─── Supplied data
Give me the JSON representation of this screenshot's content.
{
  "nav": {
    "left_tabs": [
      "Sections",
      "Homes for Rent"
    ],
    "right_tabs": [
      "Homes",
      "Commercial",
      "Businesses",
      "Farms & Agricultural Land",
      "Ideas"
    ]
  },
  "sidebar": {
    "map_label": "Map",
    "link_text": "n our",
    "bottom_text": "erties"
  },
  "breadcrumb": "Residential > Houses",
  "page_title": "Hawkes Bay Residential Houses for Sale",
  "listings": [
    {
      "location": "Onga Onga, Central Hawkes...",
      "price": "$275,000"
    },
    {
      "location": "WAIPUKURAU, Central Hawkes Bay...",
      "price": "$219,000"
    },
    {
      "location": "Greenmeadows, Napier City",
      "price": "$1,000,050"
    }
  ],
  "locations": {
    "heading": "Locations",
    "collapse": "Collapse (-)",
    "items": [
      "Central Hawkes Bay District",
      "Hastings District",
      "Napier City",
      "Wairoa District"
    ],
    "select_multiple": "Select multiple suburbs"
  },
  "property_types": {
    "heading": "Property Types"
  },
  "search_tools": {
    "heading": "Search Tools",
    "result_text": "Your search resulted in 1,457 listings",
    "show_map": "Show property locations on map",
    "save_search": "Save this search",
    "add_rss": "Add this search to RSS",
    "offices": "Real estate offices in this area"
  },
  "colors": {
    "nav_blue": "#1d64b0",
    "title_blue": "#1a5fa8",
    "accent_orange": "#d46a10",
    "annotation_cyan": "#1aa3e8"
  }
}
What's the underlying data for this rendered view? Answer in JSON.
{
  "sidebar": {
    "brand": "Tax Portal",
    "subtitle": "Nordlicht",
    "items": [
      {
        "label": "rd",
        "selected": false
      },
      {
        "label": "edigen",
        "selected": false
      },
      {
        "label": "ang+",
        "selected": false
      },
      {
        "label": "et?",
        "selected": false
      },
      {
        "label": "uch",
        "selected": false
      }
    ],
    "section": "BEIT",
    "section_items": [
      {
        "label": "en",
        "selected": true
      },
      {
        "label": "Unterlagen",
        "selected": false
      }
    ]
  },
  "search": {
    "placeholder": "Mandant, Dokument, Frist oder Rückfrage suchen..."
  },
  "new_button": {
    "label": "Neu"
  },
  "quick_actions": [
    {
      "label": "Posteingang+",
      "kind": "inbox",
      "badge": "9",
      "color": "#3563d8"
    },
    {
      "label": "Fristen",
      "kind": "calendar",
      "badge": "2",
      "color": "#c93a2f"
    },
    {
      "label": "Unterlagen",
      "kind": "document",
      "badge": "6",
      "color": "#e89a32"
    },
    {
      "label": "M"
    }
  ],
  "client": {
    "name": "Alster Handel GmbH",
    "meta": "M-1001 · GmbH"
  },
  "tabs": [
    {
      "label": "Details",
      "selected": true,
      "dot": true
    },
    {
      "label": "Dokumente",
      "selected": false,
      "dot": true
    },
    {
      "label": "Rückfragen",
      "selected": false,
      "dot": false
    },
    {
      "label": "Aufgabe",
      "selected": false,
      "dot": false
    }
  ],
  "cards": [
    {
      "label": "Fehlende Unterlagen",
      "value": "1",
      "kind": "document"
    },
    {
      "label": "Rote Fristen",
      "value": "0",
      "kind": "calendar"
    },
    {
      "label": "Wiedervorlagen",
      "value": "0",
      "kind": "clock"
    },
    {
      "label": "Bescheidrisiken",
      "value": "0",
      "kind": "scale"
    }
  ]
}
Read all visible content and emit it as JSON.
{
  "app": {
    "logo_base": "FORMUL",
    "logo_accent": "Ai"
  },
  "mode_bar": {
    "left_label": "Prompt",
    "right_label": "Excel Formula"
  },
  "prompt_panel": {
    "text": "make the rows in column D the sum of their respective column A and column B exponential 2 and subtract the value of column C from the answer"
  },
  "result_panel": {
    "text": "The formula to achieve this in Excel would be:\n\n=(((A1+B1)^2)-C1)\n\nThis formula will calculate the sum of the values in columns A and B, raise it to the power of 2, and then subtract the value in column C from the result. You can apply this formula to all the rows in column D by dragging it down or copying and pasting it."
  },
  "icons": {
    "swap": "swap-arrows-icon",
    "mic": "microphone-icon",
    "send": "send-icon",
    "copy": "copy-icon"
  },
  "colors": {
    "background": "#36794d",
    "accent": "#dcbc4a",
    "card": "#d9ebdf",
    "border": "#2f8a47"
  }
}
──────
Exercise requirements. Report how many lines hold the string "JSON", giving the number and nothing else.

Correct result. 3